(Source data)
++++

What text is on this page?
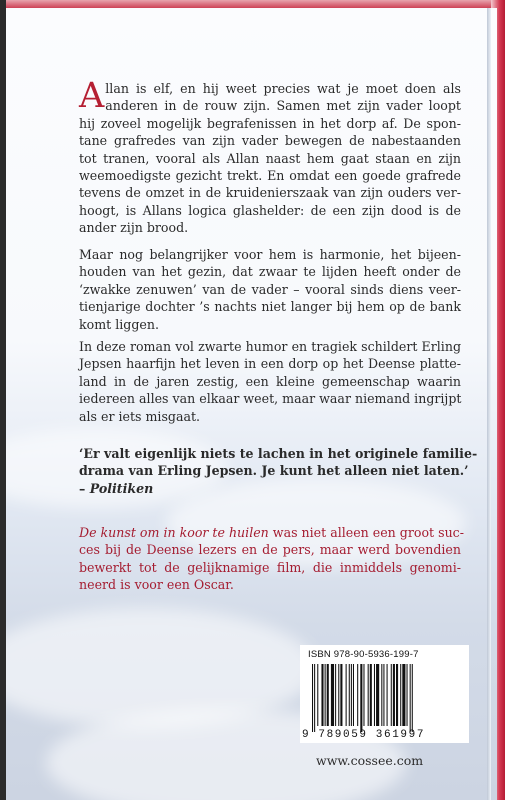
A llan is elf, en hij weet precies wat je moet doen als
anderen in de rouw zijn. Samen met zijn vader loopt
hij zoveel mogelijk begrafenissen in het dorp af. De spon-
tane grafredes van zijn vader bewegen de nabestaanden
tot tranen, vooral als Allan naast hem gaat staan en zijn
weemoedigste gezicht trekt. En omdat een goede grafrede
tevens de omzet in de kruidenierszaak van zijn ouders ver-
hoogt, is Allans logica glashelder: de een zijn dood is de
ander zijn brood.
Maar nog belangrijker voor hem is harmonie, het bijeen-
houden van het gezin, dat zwaar te lijden heeft onder de
‘zwakke zenuwen’ van de vader – vooral sinds diens veer-
tienjarige dochter ’s nachts niet langer bij hem op de bank
komt liggen.
In deze roman vol zwarte humor en tragiek schildert Erling
Jepsen haarfijn het leven in een dorp op het Deense platte-
land in de jaren zestig, een kleine gemeenschap waarin
iedereen alles van elkaar weet, maar waar niemand ingrijpt
als er iets misgaat.
‘Er valt eigenlijk niets te lachen in het originele familie-
drama van Erling Jepsen. Je kunt het alleen niet laten.’
– Politiken
De kunst om in koor te huilen was niet alleen een groot suc-
ces bij de Deense lezers en de pers, maar werd bovendien
bewerkt tot de gelijknamige film, die inmiddels genomi-
neerd is voor een Oscar.
ISBN 978-90-5936-199-7
9 789059 361997
www.cossee.com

++++

What is needed is an exact copy of every record above, minus the images.

What text is on this page?
A llan is elf, en hij weet precies wat je moet doen als
anderen in de rouw zijn. Samen met zijn vader loopt
hij zoveel mogelijk begrafenissen in het dorp af. De spon-
tane grafredes van zijn vader bewegen de nabestaanden
tot tranen, vooral als Allan naast hem gaat staan en zijn
weemoedigste gezicht trekt. En omdat een goede grafrede
tevens de omzet in de kruidenierszaak van zijn ouders ver-
hoogt, is Allans logica glashelder: de een zijn dood is de
ander zijn brood.
Maar nog belangrijker voor hem is harmonie, het bijeen-
houden van het gezin, dat zwaar te lijden heeft onder de
‘zwakke zenuwen’ van de vader – vooral sinds diens veer-
tienjarige dochter ’s nachts niet langer bij hem op de bank
komt liggen.
In deze roman vol zwarte humor en tragiek schildert Erling
Jepsen haarfijn het leven in een dorp op het Deense platte-
land in de jaren zestig, een kleine gemeenschap waarin
iedereen alles van elkaar weet, maar waar niemand ingrijpt
als er iets misgaat.
‘Er valt eigenlijk niets te lachen in het originele familie-
drama van Erling Jepsen. Je kunt het alleen niet laten.’
– Politiken
De kunst om in koor te huilen was niet alleen een groot suc-
ces bij de Deense lezers en de pers, maar werd bovendien
bewerkt tot de gelijknamige film, die inmiddels genomi-
neerd is voor een Oscar.
ISBN 978-90-5936-199-7
9 789059 361997
www.cossee.com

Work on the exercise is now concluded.